• _GIVEN TASK_: Look through the data below. Show each line where the string "name" occurs.

• _EXCERPTED DATA_:
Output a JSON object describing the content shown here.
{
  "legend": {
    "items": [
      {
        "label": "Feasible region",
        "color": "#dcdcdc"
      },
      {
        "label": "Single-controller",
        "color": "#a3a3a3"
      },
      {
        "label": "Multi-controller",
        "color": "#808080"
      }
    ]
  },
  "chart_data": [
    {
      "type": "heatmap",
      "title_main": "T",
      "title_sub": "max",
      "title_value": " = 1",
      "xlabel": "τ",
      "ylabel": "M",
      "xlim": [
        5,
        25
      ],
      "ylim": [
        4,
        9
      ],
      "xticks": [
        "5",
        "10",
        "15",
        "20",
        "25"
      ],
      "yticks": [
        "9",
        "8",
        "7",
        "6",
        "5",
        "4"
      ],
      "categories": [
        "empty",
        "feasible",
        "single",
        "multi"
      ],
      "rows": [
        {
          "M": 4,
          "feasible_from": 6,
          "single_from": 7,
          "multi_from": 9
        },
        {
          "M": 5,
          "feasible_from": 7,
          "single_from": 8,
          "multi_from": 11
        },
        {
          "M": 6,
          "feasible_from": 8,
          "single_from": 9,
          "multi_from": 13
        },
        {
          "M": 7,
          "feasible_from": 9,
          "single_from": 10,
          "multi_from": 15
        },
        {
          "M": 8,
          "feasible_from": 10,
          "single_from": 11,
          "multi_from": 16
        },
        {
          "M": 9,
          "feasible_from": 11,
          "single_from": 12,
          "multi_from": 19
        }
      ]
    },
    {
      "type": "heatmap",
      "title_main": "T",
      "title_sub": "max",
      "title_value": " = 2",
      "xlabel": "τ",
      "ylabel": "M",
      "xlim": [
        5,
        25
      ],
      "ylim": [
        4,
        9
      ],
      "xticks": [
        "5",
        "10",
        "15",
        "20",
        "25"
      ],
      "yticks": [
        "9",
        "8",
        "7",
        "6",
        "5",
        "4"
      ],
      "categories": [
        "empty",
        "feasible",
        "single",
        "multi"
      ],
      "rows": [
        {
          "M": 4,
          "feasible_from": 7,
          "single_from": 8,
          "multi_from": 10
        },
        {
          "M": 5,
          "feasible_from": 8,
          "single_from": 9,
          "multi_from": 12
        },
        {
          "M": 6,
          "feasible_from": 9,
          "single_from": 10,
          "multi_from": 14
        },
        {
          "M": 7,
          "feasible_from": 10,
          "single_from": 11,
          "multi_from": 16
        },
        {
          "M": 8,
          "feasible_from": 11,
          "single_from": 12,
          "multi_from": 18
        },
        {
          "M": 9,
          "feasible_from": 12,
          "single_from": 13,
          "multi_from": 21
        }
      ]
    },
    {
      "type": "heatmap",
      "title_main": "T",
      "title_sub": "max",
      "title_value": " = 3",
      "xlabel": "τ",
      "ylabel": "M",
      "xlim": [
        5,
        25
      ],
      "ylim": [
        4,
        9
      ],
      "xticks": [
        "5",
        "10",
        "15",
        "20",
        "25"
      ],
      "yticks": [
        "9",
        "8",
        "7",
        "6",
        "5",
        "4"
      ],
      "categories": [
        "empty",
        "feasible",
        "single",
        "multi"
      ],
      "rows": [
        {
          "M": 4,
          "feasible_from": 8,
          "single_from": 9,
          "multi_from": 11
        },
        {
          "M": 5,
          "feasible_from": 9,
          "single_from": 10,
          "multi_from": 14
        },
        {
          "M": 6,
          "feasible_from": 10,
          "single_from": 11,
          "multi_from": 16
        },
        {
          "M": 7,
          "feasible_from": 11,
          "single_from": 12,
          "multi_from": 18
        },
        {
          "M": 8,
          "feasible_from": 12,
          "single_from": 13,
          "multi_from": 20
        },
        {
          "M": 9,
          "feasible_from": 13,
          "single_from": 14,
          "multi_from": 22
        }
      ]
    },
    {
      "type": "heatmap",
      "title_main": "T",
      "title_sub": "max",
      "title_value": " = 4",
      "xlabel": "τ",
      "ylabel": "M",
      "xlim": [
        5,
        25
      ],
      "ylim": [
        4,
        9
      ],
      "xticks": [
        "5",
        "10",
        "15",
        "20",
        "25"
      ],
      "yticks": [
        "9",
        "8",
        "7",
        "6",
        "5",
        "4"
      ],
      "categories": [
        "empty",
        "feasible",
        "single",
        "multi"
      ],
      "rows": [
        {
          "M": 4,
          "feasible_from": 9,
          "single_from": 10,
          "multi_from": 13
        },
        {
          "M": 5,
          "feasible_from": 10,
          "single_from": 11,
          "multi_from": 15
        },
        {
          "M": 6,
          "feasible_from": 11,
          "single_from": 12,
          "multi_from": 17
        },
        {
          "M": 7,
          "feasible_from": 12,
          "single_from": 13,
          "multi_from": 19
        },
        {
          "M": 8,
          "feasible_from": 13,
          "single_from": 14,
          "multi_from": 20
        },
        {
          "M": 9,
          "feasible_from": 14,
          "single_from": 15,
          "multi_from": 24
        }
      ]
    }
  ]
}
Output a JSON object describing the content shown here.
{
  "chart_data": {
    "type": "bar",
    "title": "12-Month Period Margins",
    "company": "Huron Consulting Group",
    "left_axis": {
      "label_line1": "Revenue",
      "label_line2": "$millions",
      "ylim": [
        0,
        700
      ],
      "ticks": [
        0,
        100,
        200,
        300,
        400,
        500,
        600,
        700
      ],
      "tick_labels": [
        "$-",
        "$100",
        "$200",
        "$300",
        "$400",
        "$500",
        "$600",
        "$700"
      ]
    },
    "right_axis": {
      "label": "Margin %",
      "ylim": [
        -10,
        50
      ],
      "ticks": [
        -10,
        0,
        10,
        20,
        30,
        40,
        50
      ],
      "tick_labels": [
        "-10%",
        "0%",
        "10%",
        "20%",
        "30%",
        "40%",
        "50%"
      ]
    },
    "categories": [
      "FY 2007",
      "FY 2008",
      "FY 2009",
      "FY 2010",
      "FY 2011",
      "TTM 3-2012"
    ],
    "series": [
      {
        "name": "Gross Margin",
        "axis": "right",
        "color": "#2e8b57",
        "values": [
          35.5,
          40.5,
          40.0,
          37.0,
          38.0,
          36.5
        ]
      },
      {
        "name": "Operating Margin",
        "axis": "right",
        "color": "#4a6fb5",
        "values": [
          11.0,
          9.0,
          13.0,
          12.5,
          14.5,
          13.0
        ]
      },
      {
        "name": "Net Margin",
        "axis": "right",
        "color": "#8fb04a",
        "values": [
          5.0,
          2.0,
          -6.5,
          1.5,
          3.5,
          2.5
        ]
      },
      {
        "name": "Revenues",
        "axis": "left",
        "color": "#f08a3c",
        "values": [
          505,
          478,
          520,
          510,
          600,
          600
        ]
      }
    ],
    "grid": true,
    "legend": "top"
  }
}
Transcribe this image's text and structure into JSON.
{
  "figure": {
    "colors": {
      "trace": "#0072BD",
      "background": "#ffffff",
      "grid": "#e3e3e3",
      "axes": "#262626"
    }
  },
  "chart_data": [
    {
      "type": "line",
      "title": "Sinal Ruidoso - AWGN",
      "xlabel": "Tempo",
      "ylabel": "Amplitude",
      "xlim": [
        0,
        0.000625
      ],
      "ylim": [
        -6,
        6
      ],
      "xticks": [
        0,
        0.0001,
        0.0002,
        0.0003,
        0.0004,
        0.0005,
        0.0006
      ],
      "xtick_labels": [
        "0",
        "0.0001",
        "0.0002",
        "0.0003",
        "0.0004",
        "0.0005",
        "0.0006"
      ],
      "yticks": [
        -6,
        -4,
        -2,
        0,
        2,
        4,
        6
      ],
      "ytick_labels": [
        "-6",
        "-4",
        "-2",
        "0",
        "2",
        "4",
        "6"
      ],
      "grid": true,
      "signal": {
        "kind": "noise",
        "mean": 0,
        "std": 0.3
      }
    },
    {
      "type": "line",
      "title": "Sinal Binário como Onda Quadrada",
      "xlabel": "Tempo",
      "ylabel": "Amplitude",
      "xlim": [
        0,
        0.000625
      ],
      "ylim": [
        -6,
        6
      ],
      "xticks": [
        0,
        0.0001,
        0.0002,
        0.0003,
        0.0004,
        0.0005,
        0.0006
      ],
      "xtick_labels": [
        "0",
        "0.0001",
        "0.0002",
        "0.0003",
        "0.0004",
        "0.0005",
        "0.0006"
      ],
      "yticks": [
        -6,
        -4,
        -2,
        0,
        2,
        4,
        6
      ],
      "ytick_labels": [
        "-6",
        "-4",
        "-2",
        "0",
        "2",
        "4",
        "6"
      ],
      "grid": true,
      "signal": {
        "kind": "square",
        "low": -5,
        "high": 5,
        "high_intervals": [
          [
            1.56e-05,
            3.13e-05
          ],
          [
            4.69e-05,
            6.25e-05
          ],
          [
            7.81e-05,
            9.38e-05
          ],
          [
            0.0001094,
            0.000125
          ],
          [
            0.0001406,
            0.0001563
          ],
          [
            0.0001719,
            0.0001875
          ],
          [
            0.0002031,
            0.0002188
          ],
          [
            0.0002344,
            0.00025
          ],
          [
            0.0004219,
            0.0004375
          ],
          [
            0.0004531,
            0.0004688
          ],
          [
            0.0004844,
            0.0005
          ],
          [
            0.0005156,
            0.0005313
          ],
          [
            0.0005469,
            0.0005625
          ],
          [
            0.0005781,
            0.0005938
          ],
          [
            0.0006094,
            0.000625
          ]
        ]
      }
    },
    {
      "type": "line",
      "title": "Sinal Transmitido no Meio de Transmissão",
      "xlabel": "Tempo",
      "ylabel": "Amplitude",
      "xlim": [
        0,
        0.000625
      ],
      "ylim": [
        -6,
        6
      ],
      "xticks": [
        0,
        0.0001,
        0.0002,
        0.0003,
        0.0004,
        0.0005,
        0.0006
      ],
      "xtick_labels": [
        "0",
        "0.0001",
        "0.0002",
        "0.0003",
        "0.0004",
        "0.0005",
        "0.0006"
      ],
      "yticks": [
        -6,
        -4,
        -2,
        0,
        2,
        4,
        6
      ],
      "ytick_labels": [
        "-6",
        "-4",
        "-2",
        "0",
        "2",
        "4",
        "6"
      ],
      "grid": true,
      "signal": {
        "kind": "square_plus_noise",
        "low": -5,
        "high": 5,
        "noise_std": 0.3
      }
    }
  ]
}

• _ANSWER IN FULL_:
        "name": "Gross Margin",
        "name": "Operating Margin",
        "name": "Net Margin",
        "name": "Revenues",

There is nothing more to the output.